Brief >> Gather, from the listing beneath this task, every line holding the string "maximum".

** Begin Extracted data **

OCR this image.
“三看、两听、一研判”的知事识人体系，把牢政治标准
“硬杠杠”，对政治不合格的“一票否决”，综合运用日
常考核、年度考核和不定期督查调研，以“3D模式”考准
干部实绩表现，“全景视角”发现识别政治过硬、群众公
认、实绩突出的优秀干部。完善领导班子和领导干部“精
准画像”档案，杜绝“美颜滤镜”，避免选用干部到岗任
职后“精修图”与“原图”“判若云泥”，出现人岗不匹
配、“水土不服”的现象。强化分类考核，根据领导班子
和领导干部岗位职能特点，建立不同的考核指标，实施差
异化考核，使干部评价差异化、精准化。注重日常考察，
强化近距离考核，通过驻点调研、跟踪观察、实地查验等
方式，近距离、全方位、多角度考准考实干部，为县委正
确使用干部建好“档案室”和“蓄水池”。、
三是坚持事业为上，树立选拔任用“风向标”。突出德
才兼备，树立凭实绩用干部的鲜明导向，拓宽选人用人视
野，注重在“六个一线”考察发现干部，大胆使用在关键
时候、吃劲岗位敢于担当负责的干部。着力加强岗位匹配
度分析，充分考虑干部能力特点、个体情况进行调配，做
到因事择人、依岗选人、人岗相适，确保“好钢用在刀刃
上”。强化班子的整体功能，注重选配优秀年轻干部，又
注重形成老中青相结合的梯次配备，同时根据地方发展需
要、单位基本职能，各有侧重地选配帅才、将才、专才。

** End Extracted data **
** Begin Extracted data **

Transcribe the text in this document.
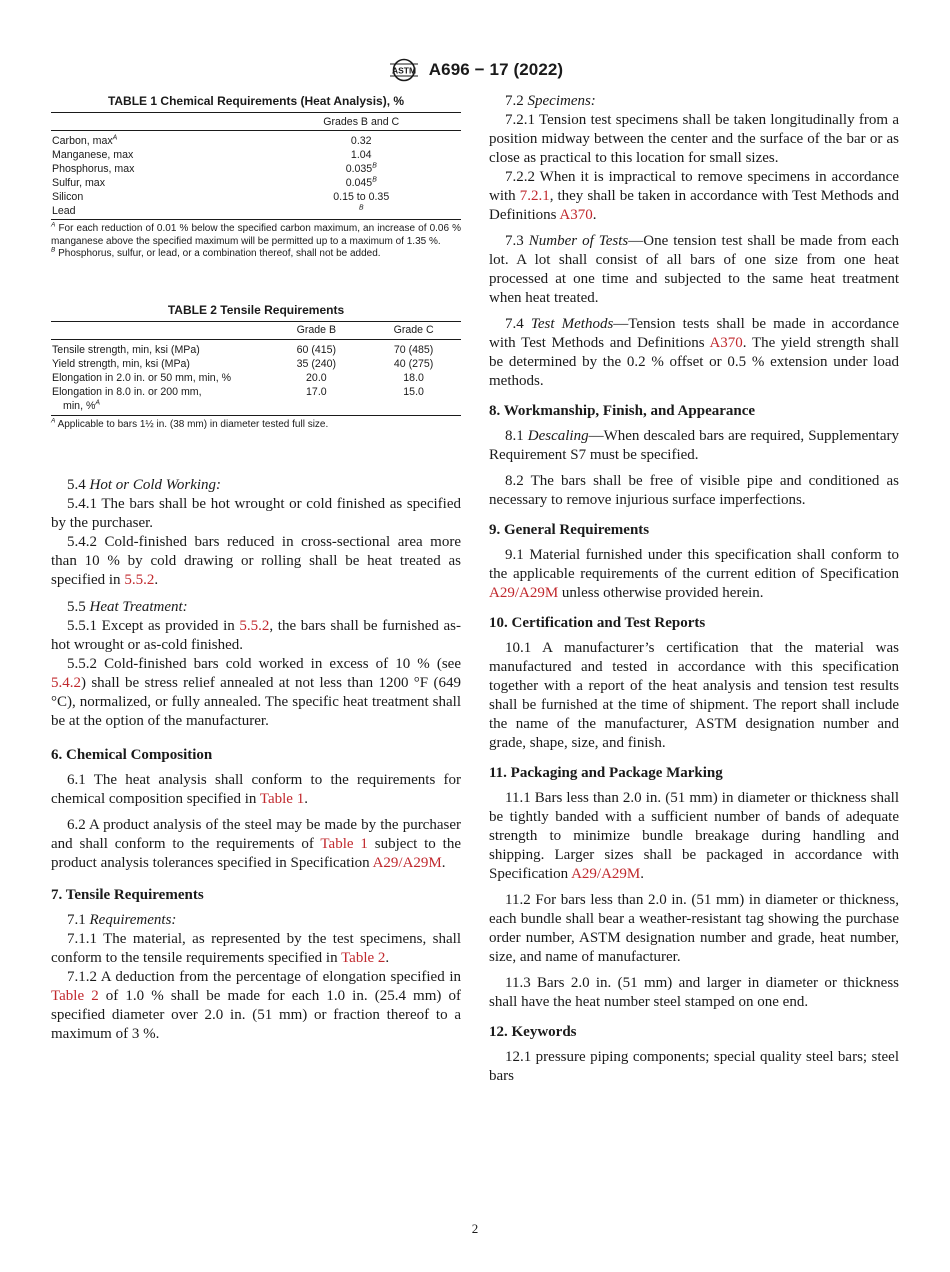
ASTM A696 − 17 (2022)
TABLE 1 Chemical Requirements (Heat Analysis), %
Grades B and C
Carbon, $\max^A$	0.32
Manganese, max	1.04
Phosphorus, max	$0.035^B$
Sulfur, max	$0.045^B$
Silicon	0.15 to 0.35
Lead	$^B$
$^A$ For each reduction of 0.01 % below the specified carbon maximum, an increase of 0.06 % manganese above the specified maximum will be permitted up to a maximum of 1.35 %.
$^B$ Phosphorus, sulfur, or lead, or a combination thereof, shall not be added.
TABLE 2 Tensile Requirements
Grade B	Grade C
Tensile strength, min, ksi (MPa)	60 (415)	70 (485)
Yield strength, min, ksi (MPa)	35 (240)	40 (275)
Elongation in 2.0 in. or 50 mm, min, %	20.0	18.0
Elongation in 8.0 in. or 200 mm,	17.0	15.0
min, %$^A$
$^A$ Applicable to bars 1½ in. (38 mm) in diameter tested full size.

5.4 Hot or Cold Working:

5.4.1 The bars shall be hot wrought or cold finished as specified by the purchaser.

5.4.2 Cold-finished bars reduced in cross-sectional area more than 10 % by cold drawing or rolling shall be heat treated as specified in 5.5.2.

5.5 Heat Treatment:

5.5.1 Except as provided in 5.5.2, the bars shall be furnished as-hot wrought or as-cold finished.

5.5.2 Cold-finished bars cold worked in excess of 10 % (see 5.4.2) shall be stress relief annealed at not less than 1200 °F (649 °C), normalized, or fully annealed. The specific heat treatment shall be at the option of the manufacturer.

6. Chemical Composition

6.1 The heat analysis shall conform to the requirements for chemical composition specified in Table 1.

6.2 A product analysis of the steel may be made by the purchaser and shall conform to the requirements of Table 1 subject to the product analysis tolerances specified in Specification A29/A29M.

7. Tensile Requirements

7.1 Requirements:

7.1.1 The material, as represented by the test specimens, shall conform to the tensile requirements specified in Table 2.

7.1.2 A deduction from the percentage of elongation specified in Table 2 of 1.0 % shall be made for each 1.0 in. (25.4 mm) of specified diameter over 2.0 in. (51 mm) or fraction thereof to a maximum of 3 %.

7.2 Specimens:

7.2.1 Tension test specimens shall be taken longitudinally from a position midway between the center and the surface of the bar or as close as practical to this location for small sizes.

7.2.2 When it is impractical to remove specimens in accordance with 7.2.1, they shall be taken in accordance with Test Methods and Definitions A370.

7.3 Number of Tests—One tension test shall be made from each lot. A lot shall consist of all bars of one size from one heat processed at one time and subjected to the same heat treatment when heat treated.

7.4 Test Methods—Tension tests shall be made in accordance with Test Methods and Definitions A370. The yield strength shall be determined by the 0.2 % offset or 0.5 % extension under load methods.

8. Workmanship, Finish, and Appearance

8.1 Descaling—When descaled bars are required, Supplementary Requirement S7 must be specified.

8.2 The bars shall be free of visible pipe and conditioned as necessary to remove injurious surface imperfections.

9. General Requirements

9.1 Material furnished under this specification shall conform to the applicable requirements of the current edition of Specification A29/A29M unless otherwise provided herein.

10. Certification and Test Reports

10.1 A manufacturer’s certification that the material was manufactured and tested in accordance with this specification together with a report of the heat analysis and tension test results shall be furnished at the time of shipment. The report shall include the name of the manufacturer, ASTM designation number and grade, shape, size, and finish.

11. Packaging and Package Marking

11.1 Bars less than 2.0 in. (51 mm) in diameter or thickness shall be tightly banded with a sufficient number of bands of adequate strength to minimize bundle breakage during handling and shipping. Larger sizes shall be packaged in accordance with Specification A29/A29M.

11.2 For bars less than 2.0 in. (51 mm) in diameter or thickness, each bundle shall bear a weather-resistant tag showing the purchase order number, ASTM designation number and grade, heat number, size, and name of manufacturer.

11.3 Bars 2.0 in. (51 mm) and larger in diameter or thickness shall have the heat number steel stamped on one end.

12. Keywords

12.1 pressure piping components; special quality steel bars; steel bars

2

** End Extracted data **

Result of this exercise >>
$^A$ For each reduction of 0.01 % below the specified carbon maximum, an increase of 0.06 % manganese above the specified maximum will be permitted up to a maximum of 1.35 %.
7.1.2 A deduction from the percentage of elongation specified in Table 2 of 1.0 % shall be made for each 1.0 in. (25.4 mm) of specified diameter over 2.0 in. (51 mm) or fraction thereof to a maximum of 3 %.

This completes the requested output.